* **Text extract**:
——

Dysfunction usually happens when we react instead of intentionally act. Unless we work at relating to each other as adult to adult, we typically react based on whatever role we’re stuck in from our families of origin. Acting as adults is our true role and the goal for when we leave behind the drama of the triangle.

In Psychology Today’s article “The Relationship Triangle,” the author tells how marriage partners run amuck around the triangle and how they trade off their parts although each one has a primary destructive role. The triangle can just as easily exist in a big family, a friendship, a school (I saw it happen at the elementary school where I taught), a small business, or a large corporation.

The Drama Triangle includes a persecutor, a rescuer, and a victim. I’m using the pronoun “he” to keep the portrayals easy to read.

The Persecutor says, “What’s your problem?” He accuses, attacks, and acts out because of his anger and frustration. Sometimes he’s simply pointing out to the family that there is a problem, one they don’t want to talk about, and then becomes the problem himself. The persecutor needs a victim to take out his emotions on and a rescuer to absorb more of his negativity.

——

* **Information provided**:

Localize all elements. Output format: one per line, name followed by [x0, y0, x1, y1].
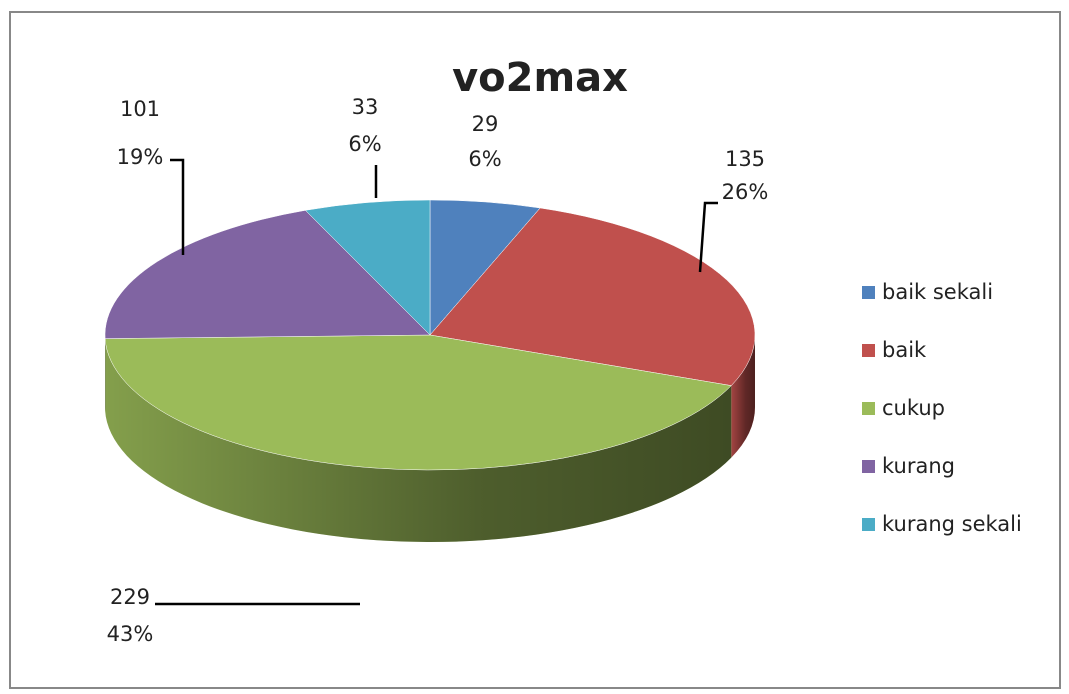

——

* **What you need to do**: Continue the passage on the Drama Triangle, starting after its last sentence.

* **Output**:
The Rescuer says, “I’ll save you.” He controls by doing good works for the victim, which turns out okay as long as the victim follows the rescuer’s instructions and the rescuer doesn’t tire of enabling – doing for the victim what he can and should do for himself. The rescuer needs a victim to save, as well as a persecutor from whom to save the victim.

The Victim says, “Poor me.” He is anxious, hurt, and helpless. He needs a persecutor to keep piling on the pain. That way, a rescuer can continue protecting and taking care of him.

I say, “Get off.” 

I recently read the article “The Three Faces of Victim – An Overview of the Drama Triangle” that stated no matter where you start on the triangle, you end up a victim. A friend pointed out how damaging it is to end up there when she said, “Victims never heal.”

No one gets better on the triangle. This explains why, at the counseling workshop, our lead counselor said, “Get off the triangle even though you’ll likely have to leave as a persecutor. People will condemn you for leaving – for being selfish, for not caring, and for not staying to help the victim. Leave anyway.”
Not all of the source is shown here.